STATED GOAL
State only the number of lines that contain the string "XeF₄".

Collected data
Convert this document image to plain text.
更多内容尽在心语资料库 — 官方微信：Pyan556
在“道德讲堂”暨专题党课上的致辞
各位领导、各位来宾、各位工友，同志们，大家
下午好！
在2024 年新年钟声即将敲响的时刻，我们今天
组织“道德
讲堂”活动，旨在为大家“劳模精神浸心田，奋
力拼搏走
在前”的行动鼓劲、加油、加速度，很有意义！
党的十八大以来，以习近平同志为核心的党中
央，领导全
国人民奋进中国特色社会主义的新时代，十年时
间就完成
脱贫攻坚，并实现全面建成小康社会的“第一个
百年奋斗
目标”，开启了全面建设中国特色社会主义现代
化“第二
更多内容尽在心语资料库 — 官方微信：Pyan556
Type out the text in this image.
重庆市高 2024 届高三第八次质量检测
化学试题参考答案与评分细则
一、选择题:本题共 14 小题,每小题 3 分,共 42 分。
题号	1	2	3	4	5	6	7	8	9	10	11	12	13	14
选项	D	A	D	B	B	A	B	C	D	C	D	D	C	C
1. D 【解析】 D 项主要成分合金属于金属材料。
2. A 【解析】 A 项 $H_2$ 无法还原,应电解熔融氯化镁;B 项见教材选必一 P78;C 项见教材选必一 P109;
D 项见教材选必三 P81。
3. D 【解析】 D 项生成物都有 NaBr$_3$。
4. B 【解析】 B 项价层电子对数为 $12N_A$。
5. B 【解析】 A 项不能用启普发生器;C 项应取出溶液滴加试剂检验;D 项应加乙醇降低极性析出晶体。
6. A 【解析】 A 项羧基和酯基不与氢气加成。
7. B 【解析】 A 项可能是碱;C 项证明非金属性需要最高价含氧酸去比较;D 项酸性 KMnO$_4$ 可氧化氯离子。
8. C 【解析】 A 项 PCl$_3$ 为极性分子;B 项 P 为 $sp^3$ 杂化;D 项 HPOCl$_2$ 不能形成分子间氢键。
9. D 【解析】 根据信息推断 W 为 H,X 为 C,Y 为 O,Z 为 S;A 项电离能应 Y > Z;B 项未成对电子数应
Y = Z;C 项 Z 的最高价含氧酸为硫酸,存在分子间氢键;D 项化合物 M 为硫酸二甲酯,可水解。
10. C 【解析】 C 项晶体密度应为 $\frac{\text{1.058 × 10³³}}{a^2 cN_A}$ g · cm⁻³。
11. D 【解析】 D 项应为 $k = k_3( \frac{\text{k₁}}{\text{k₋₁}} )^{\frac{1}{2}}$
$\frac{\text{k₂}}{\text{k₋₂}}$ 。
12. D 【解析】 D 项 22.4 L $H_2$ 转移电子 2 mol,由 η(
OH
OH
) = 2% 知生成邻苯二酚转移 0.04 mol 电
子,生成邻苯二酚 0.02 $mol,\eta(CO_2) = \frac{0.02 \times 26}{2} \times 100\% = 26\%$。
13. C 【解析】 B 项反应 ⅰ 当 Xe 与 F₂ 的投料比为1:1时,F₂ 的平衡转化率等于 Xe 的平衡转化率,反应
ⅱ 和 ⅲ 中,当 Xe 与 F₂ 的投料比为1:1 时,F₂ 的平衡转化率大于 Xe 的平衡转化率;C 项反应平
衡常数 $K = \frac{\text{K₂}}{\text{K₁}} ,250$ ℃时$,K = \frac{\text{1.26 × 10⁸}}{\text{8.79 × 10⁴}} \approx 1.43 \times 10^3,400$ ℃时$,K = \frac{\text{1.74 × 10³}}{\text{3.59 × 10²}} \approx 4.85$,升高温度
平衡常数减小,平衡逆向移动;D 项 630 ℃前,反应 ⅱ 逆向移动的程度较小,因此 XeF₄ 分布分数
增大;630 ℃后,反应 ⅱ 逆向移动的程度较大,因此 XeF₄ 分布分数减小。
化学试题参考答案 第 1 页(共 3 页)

ANSWER FOR THE TASK
2